What is expected: List all the lines in these records that hold "name".

(Dataset items)
——

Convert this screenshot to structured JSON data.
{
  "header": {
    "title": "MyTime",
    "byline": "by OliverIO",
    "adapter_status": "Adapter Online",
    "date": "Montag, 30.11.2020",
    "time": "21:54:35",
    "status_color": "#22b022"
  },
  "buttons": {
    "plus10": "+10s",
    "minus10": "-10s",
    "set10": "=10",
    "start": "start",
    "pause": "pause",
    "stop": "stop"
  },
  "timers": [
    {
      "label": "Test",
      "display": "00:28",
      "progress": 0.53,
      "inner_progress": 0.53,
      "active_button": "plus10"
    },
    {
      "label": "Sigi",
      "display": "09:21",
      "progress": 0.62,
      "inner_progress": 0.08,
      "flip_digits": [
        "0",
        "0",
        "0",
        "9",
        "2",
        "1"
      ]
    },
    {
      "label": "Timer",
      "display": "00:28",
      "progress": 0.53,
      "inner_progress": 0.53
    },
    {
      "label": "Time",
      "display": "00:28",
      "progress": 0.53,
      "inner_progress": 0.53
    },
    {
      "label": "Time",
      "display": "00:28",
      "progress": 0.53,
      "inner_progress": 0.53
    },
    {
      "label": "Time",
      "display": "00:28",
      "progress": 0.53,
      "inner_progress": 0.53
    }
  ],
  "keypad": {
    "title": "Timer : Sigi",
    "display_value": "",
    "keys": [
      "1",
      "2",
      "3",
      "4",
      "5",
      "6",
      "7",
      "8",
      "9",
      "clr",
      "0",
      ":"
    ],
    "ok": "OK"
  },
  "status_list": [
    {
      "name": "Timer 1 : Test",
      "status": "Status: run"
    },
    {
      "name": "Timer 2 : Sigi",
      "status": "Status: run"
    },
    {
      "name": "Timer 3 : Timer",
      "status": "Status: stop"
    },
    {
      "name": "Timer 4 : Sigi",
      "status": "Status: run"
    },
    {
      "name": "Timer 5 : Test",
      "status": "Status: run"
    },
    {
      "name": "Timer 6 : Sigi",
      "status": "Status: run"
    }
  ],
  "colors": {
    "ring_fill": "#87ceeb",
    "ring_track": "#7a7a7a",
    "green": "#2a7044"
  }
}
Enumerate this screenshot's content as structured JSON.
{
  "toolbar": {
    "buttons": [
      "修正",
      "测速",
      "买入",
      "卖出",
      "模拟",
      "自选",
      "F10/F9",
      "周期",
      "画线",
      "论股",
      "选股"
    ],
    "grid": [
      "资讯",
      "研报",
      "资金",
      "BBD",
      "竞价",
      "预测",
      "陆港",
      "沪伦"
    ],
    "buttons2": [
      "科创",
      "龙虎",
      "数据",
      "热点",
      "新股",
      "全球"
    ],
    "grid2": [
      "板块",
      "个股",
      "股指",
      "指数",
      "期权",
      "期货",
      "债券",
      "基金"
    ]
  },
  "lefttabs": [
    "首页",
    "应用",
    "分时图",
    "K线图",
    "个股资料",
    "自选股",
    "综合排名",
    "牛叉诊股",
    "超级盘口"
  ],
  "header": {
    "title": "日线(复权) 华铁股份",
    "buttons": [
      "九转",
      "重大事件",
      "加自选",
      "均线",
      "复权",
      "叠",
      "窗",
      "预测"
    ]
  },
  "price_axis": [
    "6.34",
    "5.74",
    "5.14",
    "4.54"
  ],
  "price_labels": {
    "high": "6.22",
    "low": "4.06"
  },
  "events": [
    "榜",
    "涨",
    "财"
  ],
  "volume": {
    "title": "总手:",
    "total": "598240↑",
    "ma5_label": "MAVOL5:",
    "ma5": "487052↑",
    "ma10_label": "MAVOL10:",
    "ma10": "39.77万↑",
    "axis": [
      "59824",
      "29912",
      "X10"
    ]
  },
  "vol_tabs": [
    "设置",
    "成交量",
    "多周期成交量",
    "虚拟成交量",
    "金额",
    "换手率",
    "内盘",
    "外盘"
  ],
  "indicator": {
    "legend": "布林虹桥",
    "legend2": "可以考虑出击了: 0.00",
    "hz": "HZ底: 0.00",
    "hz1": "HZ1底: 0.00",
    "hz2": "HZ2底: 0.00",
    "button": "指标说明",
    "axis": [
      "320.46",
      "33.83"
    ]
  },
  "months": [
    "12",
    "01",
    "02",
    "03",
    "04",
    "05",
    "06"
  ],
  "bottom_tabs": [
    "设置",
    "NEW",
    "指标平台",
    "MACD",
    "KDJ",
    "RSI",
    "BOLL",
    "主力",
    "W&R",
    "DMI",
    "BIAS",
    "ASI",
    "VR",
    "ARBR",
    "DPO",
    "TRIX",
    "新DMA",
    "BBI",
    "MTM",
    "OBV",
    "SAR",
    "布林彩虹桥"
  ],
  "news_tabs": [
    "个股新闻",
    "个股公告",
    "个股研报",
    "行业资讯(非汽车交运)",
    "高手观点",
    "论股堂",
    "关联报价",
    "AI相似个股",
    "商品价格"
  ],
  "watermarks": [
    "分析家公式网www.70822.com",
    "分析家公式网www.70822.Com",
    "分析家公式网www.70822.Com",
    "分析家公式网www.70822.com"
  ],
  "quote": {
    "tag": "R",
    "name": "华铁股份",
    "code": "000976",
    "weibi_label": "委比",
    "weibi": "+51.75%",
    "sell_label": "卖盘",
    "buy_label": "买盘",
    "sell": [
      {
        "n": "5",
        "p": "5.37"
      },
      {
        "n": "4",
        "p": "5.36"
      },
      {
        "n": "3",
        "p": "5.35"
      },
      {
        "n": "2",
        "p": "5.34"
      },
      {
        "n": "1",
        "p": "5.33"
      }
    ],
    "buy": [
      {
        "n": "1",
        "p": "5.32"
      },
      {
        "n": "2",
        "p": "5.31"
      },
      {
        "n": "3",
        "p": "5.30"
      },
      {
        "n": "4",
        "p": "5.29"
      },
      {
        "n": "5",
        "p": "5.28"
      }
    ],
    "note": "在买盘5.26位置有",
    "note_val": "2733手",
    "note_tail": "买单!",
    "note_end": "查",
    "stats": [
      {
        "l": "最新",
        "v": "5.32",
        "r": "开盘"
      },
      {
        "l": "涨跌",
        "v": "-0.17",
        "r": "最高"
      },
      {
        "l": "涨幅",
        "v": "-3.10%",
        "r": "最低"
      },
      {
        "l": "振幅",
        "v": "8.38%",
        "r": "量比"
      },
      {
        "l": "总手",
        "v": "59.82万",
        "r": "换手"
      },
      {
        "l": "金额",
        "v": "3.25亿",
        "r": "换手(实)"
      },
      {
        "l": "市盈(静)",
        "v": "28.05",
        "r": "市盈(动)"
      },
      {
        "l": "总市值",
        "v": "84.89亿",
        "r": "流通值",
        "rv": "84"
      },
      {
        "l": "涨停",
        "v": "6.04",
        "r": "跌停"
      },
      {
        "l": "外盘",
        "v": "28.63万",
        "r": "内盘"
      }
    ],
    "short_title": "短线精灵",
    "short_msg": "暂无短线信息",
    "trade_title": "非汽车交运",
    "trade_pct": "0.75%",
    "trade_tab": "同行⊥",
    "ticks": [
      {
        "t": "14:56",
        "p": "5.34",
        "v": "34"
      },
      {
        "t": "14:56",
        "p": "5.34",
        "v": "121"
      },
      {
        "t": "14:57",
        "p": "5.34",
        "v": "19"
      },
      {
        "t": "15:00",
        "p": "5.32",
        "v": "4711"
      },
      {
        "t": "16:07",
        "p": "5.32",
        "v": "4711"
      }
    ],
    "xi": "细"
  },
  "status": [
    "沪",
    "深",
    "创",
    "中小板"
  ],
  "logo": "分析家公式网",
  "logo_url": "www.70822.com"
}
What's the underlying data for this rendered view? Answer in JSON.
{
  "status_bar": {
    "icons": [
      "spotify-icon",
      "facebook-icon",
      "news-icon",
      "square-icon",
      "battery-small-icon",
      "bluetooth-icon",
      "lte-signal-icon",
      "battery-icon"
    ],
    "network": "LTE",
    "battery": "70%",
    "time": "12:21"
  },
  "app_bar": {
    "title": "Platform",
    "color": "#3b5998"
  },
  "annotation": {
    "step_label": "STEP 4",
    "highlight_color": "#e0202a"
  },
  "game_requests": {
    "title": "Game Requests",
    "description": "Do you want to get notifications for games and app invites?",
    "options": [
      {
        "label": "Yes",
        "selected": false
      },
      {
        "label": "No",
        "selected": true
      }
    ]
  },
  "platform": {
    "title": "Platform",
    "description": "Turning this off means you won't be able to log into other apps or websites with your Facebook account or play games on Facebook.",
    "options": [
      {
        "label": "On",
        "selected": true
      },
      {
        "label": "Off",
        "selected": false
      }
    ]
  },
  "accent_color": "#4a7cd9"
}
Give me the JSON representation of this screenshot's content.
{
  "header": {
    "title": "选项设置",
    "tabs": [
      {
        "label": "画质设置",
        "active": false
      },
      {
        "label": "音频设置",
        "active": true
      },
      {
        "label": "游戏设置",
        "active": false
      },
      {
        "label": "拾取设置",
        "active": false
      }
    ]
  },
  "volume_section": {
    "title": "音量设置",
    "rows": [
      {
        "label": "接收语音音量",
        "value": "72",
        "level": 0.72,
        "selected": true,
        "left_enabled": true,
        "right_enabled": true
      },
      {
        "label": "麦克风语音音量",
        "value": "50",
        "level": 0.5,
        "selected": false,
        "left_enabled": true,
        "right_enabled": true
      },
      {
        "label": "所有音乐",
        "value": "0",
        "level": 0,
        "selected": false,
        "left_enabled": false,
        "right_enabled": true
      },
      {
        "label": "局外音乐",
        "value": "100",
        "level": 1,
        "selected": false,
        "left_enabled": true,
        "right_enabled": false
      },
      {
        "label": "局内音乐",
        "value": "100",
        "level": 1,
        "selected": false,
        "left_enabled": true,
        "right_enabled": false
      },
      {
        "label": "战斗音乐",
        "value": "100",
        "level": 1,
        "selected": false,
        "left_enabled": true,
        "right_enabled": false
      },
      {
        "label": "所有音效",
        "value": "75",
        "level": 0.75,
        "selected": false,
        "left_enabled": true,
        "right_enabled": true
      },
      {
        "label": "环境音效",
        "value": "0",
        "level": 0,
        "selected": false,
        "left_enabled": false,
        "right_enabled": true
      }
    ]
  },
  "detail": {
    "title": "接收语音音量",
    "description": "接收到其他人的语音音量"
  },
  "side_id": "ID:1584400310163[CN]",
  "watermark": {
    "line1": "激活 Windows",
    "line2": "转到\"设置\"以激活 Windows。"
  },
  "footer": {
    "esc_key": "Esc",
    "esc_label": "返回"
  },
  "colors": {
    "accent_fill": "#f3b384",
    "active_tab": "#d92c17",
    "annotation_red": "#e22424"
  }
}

——

Written answer:
      "name": "Timer 1 : Test",
      "name": "Timer 2 : Sigi",
      "name": "Timer 3 : Timer",
      "name": "Timer 4 : Sigi",
      "name": "Timer 5 : Test",
      "name": "Timer 6 : Sigi",
    "name": "华铁股份",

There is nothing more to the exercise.